**Exercise prompt:** Can you quote the records below in full, word for word?

<<<<

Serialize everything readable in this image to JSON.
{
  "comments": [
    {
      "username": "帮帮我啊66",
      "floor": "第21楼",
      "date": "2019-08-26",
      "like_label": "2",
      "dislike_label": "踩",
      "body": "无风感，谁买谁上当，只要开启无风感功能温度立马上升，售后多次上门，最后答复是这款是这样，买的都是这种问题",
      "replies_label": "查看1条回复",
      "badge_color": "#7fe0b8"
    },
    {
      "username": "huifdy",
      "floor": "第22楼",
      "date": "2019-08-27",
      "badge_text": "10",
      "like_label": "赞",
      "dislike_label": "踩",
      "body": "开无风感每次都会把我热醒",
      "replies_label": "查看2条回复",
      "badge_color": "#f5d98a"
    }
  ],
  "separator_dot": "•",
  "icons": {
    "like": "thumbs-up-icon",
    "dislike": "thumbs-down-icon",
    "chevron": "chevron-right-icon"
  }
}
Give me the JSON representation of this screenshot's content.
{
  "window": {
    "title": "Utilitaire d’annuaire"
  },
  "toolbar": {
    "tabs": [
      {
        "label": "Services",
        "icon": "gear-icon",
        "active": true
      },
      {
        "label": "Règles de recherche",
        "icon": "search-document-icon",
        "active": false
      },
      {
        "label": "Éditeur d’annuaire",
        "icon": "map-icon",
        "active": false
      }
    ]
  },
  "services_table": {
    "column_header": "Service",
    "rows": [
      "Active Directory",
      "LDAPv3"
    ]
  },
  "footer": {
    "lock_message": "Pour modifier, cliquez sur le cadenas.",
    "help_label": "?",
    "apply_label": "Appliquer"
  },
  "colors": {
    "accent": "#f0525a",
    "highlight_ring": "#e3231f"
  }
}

>>>>

**Problem solution:**
Serialize everything readable in this image to JSON.
{
  "comments": [
    {
      "username": "帮帮我啊66",
      "floor": "第21楼",
      "date": "2019-08-26",
      "like_label": "2",
      "dislike_label": "踩",
      "body": "无风感，谁买谁上当，只要开启无风感功能温度立马上升，售后多次上门，最后答复是这款是这样，买的都是这种问题",
      "replies_label": "查看1条回复",
      "badge_color": "#7fe0b8"
    },
    {
      "username": "huifdy",
      "floor": "第22楼",
      "date": "2019-08-27",
      "badge_text": "10",
      "like_label": "赞",
      "dislike_label": "踩",
      "body": "开无风感每次都会把我热醒",
      "replies_label": "查看2条回复",
      "badge_color": "#f5d98a"
    }
  ],
  "separator_dot": "•",
  "icons": {
    "like": "thumbs-up-icon",
    "dislike": "thumbs-down-icon",
    "chevron": "chevron-right-icon"
  }
}
Give me the JSON representation of this screenshot's content.
{
  "window": {
    "title": "Utilitaire d’annuaire"
  },
  "toolbar": {
    "tabs": [
      {
        "label": "Services",
        "icon": "gear-icon",
        "active": true
      },
      {
        "label": "Règles de recherche",
        "icon": "search-document-icon",
        "active": false
      },
      {
        "label": "Éditeur d’annuaire",
        "icon": "map-icon",
        "active": false
      }
    ]
  },
  "services_table": {
    "column_header": "Service",
    "rows": [
      "Active Directory",
      "LDAPv3"
    ]
  },
  "footer": {
    "lock_message": "Pour modifier, cliquez sur le cadenas.",
    "help_label": "?",
    "apply_label": "Appliquer"
  },
  "colors": {
    "accent": "#f0525a",
    "highlight_ring": "#e3231f"
  }
}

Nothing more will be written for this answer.